▸ **Task prompt**
Of the lines listed below, how many contain the string "systém"? Answer with the number alone.

▸ **Working data**
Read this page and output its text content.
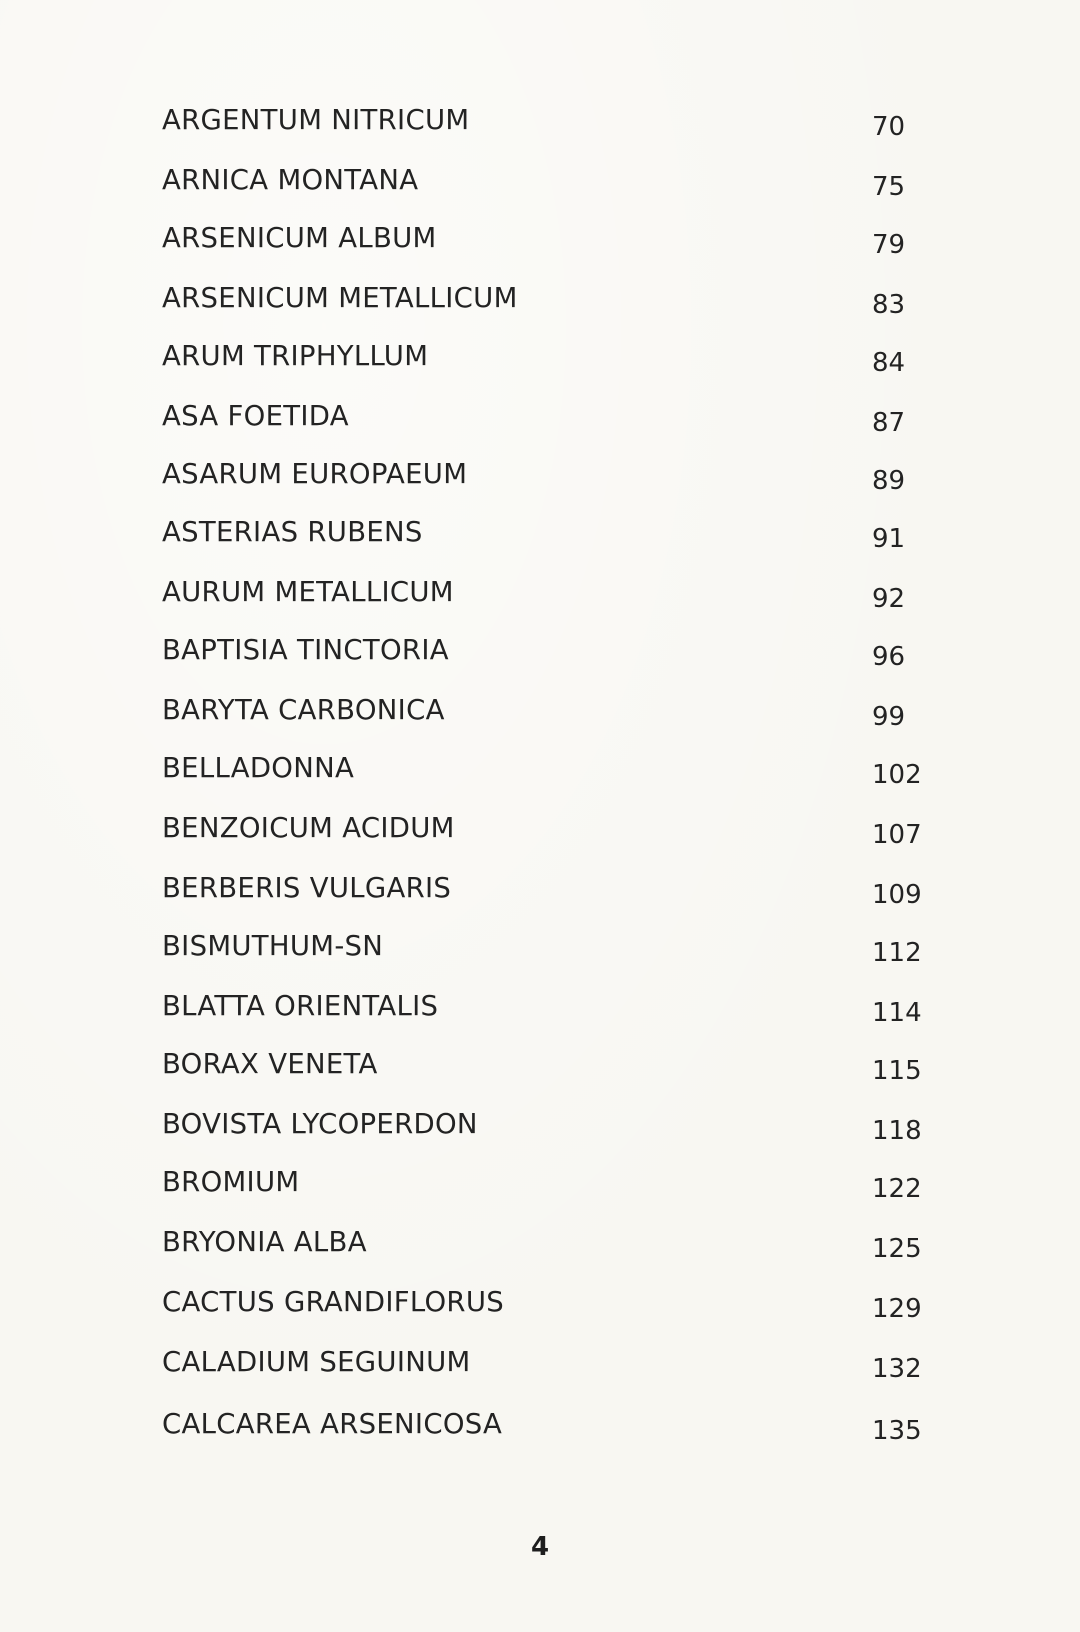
ARGENTUM NITRICUM	70
ARNICA MONTANA	75
ARSENICUM ALBUM	79
ARSENICUM METALLICUM	83
ARUM TRIPHYLLUM	84
ASA FOETIDA	87
ASARUM EUROPAEUM	89
ASTERIAS RUBENS	91
AURUM METALLICUM	92
BAPTISIA TINCTORIA	96
BARYTA CARBONICA	99
BELLADONNA	102
BENZOICUM ACIDUM	107
BERBERIS VULGARIS	109
BISMUTHUM-SN	112
BLATTA ORIENTALIS	114
BORAX VENETA	115
BOVISTA LYCOPERDON	118
BROMIUM	122
BRYONIA ALBA	125
CACTUS GRANDIFLORUS	129
CALADIUM SEGUINUM	132
CALCAREA ARSENICOSA	135
4
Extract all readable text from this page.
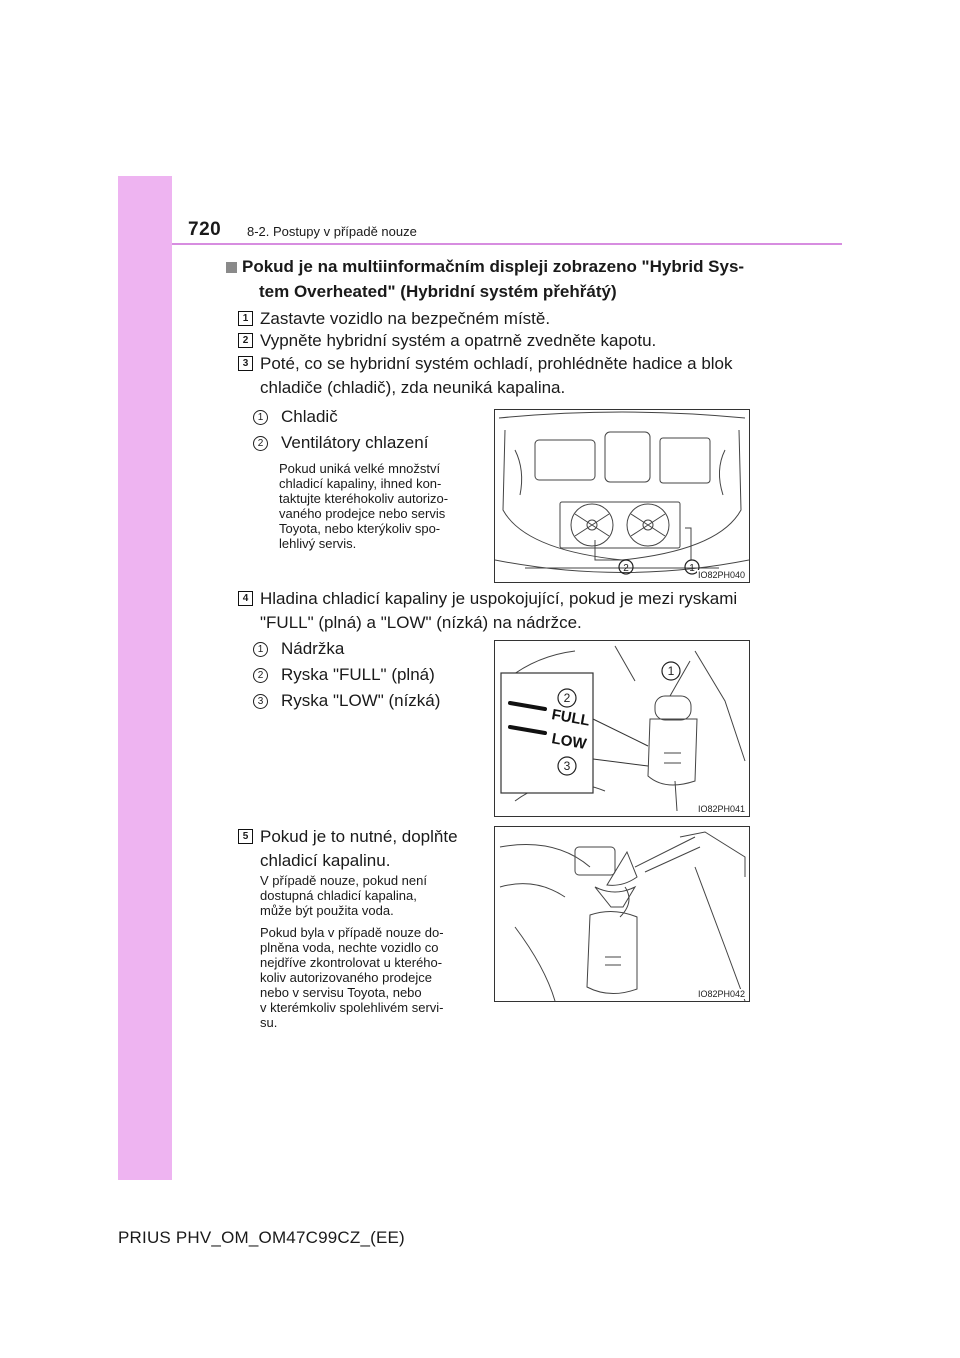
720 8-2. Postupy v případě nouze
Pokud je na multiinformačním displeji zobrazeno "Hybrid Sys-
tem Overheated" (Hybridní systém přehřátý)
1 Zastavte vozidlo na bezpečném místě.
2 Vypněte hybridní systém a opatrně zvedněte kapotu.
3 Poté, co se hybridní systém ochladí, prohlédněte hadice a blok
chladiče (chladič), zda neuniká kapalina.
1 Chladič
2 Ventilátory chlazení
Pokud uniká velké množství
chladicí kapaliny, ihned kon-
taktujte kteréhokoliv autorizo-
vaného prodejce nebo servis
Toyota, nebo kterýkoliv spo-
lehlivý servis.
2	1
IO82PH040
4 Hladina chladicí kapaliny je uspokojující, pokud je mezi ryskami
"FULL" (plná) a "LOW" (nízká) na nádržce.
1 Nádržka
2 Ryska "FULL" (plná)
3 Ryska "LOW" (nízká)
FULL
LOW
1
2
3
IO82PH041
5 Pokud je to nutné, doplňte
chladicí kapalinu.
V případě nouze, pokud není
dostupná chladicí kapalina,
může být použita voda.
Pokud byla v případě nouze do-
plněna voda, nechte vozidlo co
nejdříve zkontrolovat u kterého-
koliv autorizovaného prodejce
nebo v servisu Toyota, nebo
v kterémkoliv spolehlivém servi-
su.
IO82PH042
PRIUS PHV_OM_OM47C99CZ_(EE)
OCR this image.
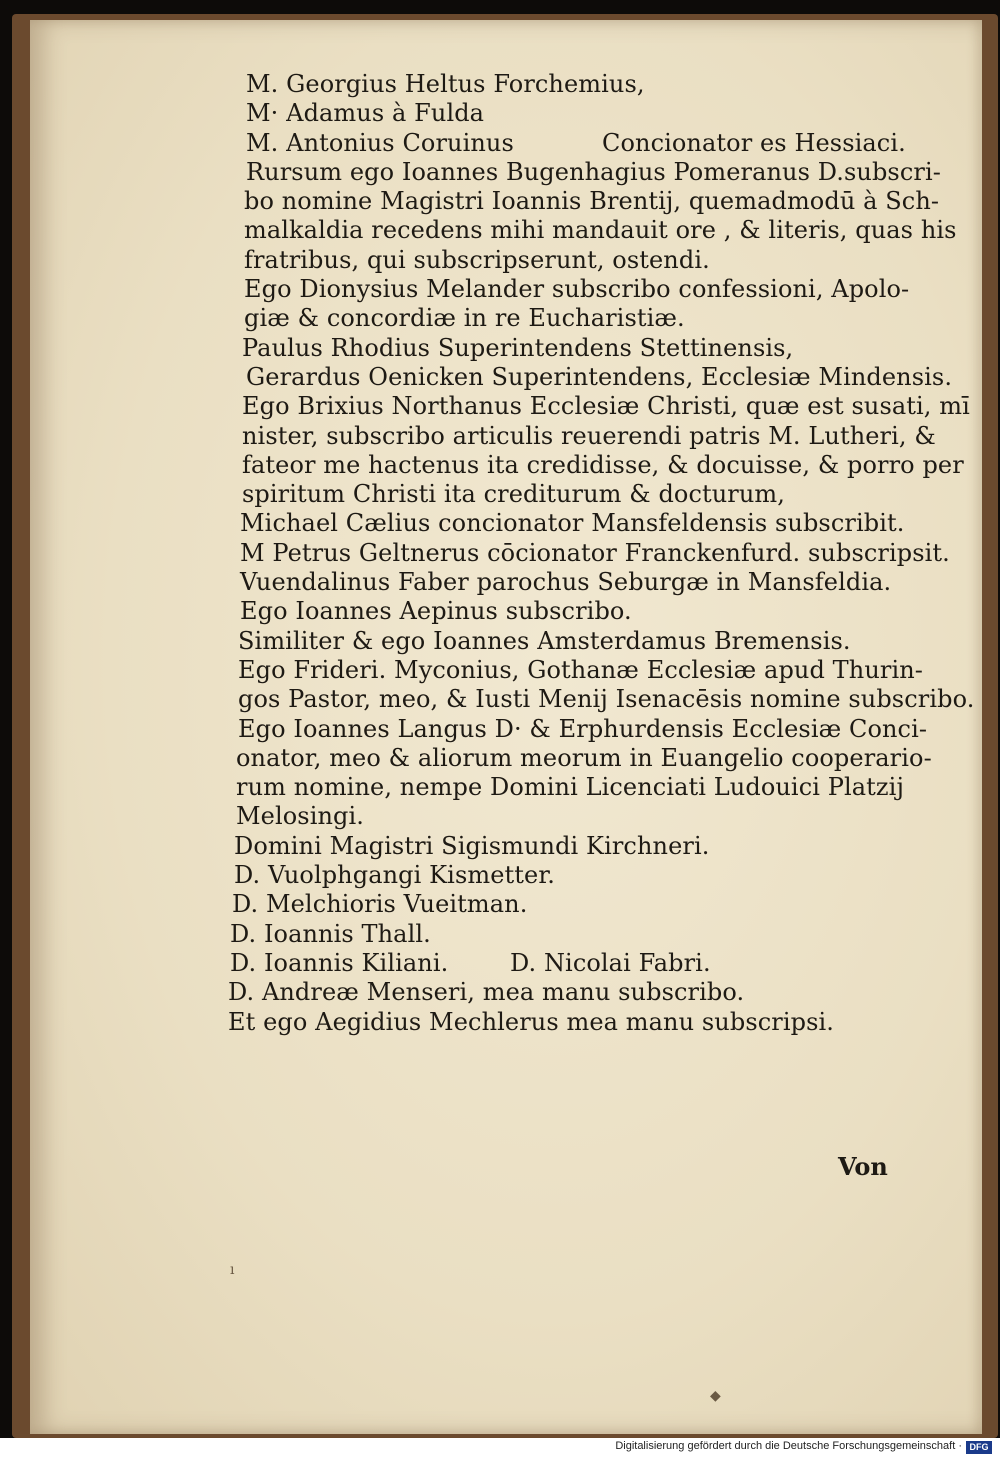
M. Georgius Heltus Forchemius,
M· Adamus à Fulda
M. Antonius Coruinus	Concionator es Hessiaci.
Rursum ego Ioannes Bugenhagius Pomeranus D.subscri-
bo nomine Magistri Ioannis Brentij, quemadmodū à Sch-
malkaldia recedens mihi mandauit ore , & literis, quas his
fratribus, qui subscripserunt, ostendi.
Ego Dionysius Melander subscribo confessioni, Apolo-
giæ & concordiæ in re Eucharistiæ.
Paulus Rhodius Superintendens Stettinensis,
Gerardus Oenicken Superintendens, Ecclesiæ Mindensis.
Ego Brixius Northanus Ecclesiæ Christi, quæ est susati, mī
nister, subscribo articulis reuerendi patris M. Lutheri, &
fateor me hactenus ita credidisse, & docuisse, & porro per
spiritum Christi ita crediturum & docturum,
Michael Cælius concionator Mansfeldensis subscribit.
M Petrus Geltnerus cōcionator Franckenfurd. subscripsit.
Vuendalinus Faber parochus Seburgæ in Mansfeldia.
Ego Ioannes Aepinus subscribo.
Similiter & ego Ioannes Amsterdamus Bremensis.
Ego Frideri. Myconius, Gothanæ Ecclesiæ apud Thurin-
gos Pastor, meo, & Iusti Menij Isenacēsis nomine subscribo.
Ego Ioannes Langus D· & Erphurdensis Ecclesiæ Conci-
onator, meo & aliorum meorum in Euangelio cooperario-
rum nomine, nempe Domini Licenciati Ludouici Platzij
Melosingi.
Domini Magistri Sigismundi Kirchneri.
D. Vuolphgangi Kismetter.
D. Melchioris Vueitman.
D. Ioannis Thall.
D. Ioannis Kiliani.	D. Nicolai Fabri.
D. Andreæ Menseri, mea manu subscribo.
Et ego Aegidius Mechlerus mea manu subscripsi.
Von
ı
◆
Digitalisierung gefördert durch die Deutsche Forschungsgemeinschaft · DFG
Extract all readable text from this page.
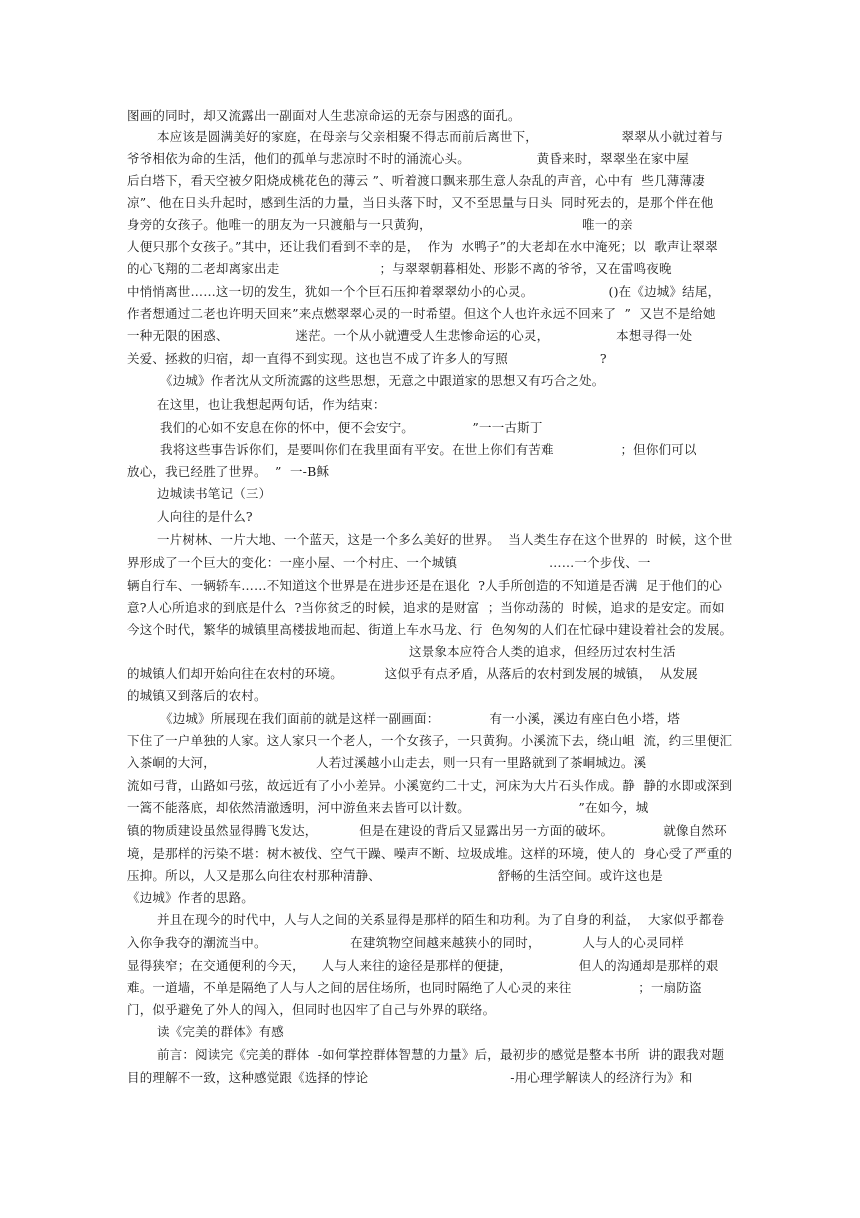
图画的同时，却又流露出一副面对人生悲凉命运的无奈与困惑的面孔。
本应该是圆满美好的家庭，在母亲与父亲相聚不得志而前后离世下，                    翠翠从小就过着与
爷爷相依为命的生活，他们的孤单与悲凉时不时的涌流心头。                黄昏来时，翠翠坐在家中屋
后白塔下，看天空被夕阳烧成桃花色的薄云 ”、听着渡口飘来那生意人杂乱的声音，心中有  些几薄薄凄
凉”、他在日头升起时，感到生活的力量，当日头落下时，又不至思量与日头  同时死去的，是那个伴在他
身旁的女孩子。他唯一的朋友为一只渡船与一只黄狗，                                    唯一的亲
人便只那个女孩子。”其中，还让我们看到不幸的是，  作为  水鸭子”的大老却在水中淹死；以  歌声让翠翠
的心飞翔的二老却离家出走                        ；与翠翠朝暮相处、形影不离的爷爷，又在雷鸣夜晚
中悄悄离世……这一切的发生，犹如一个个巨石压抑着翠翠幼小的心灵。                  ()在《边城》结尾，
作者想通过二老也许明天回来”来点燃翠翠心灵的一时希望。但这个人也许永远不回来了  ”  又岂不是给她
一种无限的困惑、                迷茫。一个从小就遭受人生悲惨命运的心灵，                本想寻得一处
关爱、拯救的归宿，却一直得不到实现。这也岂不成了许多人的写照                      ?
《边城》作者沈从文所流露的这些思想，无意之中跟道家的思想又有巧合之处。
在这里，也让我想起两句话，作为结束：
我们的心如不安息在你的怀中，便不会安宁。              ”一一古斯丁
我将这些事告诉你们，是要叫你们在我里面有平安。在世上你们有苦难                ；但你们可以
放心，我已经胜了世界。  ”  一-B稣
边城读书笔记（三）
人向往的是什么?
一片树林、一片大地、一个蓝天，这是一个多么美好的世界。  当人类生存在这个世界的  时候，这个世
界形成了一个巨大的变化：一座小屋、一个村庄、一个城镇                      ……一个步伐、一
辆自行车、一辆轿车……不知道这个世界是在进步还是在退化  ?人手所创造的不知道是否满  足于他们的心
意?人心所追求的到底是什么  ?当你贫乏的时候，追求的是财富  ；当你动荡的  时候，追求的是安定。而如
今这个时代，繁华的城镇里高楼拔地而起、街道上车水马龙、行  色匆匆的人们在忙碌中建设着社会的发展。
这景象本应符合人类的追求，但经历过农村生活
的城镇人们却开始向往在农村的环境。          这似乎有点矛盾，从落后的农村到发展的城镇，  从发展
的城镇又到落后的农村。
《边城》所展现在我们面前的就是这样一副画面：            有一小溪，溪边有座白色小塔，塔
下住了一户单独的人家。这人家只一个老人，一个女孩子，一只黄狗。小溪流下去，绕山岨  流，约三里便汇
入茶峒的大河，                        人若过溪越小山走去，则一只有一里路就到了茶峒城边。溪
流如弓背，山路如弓弦，故远近有了小小差异。小溪宽约二十丈，河床为大片石头作成。静  静的水即或深到
一篙不能落底，却依然清澈透明，河中游鱼来去皆可以计数。                          ”在如今，城
镇的物质建设虽然显得腾飞发达，          但是在建设的背后又显露出另一方面的破坏。            就像自然环
境，是那样的污染不堪：树木被伐、空气干躁、噪声不断、垃圾成堆。这样的环境，使人的  身心受了严重的
压抑。所以，人又是那么向往农村那种清静、                            舒畅的生活空间。或许这也是
《边城》作者的思路。
并且在现今的时代中，人与人之间的关系显得是那样的陌生和功利。为了自身的利益，  大家似乎都卷
入你争我夺的潮流当中。                    在建筑物空间越来越狭小的同时，          人与人的心灵同样
显得狭窄；在交通便利的今天，    人与人来往的途径是那样的便捷，                但人的沟通却是那样的艰
难。一道墙，不单是隔绝了人与人之间的居住场所，也同时隔绝了人心灵的来往                ；一扇防盗
门，似乎避免了外人的闯入，但同时也囚牢了自己与外界的联络。
读《完美的群体》有感
前言：阅读完《完美的群体  -如何掌控群体智慧的力量》后，最初步的感觉是整本书所  讲的跟我对题
目的理解不一致，这种感觉跟《选择的悖论                                  -用心理学解读人的经济行为》和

▸ **Task result**
3